- AIM OF THE EXERCISE
Examine the material below and count the lines that hold the word "subtitle". Report only the number.

Stored data
########################################

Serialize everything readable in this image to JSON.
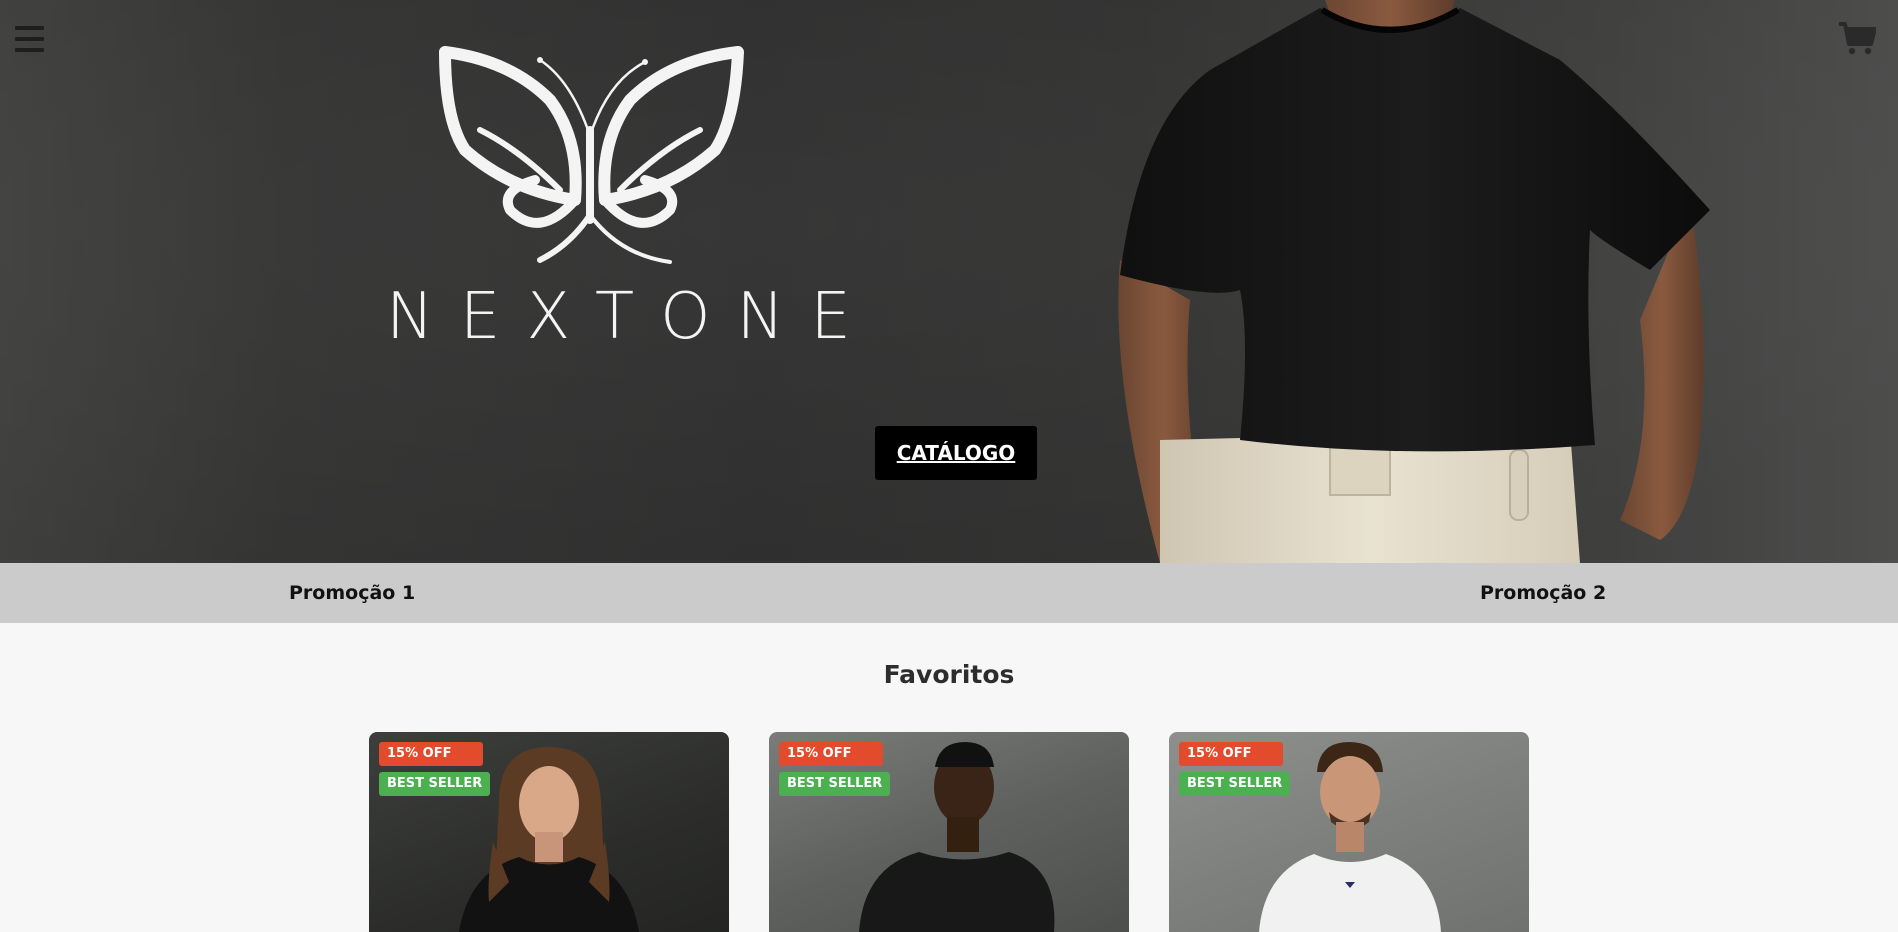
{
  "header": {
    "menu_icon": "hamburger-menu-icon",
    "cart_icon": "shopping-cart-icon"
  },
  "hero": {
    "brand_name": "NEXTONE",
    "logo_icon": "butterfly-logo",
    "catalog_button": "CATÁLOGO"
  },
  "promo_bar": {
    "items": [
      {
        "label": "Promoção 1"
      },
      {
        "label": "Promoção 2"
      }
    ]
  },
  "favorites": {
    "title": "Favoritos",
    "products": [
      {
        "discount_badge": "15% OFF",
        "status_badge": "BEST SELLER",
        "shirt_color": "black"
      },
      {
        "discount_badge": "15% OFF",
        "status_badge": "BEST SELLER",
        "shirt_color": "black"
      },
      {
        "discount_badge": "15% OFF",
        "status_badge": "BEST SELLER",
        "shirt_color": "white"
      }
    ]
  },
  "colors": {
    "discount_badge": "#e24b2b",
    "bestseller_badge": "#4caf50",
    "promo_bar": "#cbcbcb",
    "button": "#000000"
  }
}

########################################

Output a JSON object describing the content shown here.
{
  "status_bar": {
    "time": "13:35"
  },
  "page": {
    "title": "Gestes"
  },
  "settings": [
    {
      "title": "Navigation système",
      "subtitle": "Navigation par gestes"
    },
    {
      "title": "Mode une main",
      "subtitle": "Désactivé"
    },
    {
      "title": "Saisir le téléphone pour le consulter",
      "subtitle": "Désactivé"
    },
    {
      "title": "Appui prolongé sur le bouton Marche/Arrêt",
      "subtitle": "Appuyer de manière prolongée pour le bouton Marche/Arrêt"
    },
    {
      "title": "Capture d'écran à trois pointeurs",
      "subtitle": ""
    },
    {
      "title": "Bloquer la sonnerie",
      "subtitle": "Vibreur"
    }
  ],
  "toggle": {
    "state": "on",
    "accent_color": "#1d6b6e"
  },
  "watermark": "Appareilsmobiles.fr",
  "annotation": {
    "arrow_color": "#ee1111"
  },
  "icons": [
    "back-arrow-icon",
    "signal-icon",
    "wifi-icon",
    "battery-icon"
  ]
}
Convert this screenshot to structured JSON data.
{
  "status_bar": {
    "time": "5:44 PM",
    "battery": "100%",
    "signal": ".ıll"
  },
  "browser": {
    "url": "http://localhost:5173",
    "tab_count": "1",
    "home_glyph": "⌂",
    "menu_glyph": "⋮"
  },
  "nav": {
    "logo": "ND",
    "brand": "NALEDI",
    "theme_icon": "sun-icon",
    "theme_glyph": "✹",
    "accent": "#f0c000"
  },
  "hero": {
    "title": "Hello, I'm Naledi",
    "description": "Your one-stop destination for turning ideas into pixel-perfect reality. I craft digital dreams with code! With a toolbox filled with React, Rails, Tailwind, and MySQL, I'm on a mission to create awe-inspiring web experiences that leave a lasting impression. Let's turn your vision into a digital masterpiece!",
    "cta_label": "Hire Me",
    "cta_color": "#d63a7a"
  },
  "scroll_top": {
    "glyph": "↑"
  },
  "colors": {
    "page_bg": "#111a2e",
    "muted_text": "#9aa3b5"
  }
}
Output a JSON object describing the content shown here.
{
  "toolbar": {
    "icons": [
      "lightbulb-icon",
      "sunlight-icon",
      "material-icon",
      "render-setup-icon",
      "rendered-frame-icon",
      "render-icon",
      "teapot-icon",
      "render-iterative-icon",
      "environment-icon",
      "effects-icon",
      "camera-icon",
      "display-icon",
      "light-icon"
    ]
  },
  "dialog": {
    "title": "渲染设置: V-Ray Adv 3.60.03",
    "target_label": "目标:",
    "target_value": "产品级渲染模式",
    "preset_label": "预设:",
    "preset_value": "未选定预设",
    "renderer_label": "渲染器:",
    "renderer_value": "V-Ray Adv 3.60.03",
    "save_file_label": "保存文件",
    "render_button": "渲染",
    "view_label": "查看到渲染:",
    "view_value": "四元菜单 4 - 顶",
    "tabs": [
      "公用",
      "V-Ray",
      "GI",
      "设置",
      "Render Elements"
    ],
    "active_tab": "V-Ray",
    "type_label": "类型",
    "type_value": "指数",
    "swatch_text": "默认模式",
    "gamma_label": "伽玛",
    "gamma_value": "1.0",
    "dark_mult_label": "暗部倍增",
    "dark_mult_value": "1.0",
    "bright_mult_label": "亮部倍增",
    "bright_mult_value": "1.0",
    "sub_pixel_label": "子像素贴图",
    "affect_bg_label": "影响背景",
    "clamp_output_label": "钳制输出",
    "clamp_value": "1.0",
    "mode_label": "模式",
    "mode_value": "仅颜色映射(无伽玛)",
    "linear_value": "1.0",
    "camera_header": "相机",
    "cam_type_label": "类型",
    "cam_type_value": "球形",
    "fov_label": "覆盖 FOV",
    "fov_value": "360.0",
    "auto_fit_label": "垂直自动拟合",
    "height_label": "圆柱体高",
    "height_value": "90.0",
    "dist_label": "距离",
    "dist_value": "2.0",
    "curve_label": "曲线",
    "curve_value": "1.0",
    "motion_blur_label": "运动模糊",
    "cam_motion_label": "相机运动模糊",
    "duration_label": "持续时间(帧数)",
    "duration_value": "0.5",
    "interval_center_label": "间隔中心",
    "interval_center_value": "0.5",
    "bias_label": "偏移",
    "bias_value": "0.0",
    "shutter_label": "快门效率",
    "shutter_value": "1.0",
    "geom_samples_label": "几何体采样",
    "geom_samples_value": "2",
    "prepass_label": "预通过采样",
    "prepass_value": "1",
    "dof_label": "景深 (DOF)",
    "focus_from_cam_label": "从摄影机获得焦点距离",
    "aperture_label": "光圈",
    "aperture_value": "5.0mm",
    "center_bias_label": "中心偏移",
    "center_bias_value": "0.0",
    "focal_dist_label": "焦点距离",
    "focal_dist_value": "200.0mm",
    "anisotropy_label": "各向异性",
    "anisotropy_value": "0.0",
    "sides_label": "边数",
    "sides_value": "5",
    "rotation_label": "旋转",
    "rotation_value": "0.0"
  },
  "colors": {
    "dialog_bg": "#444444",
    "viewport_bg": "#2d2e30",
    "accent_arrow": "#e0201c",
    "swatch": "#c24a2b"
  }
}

########################################

- RESPONSE
6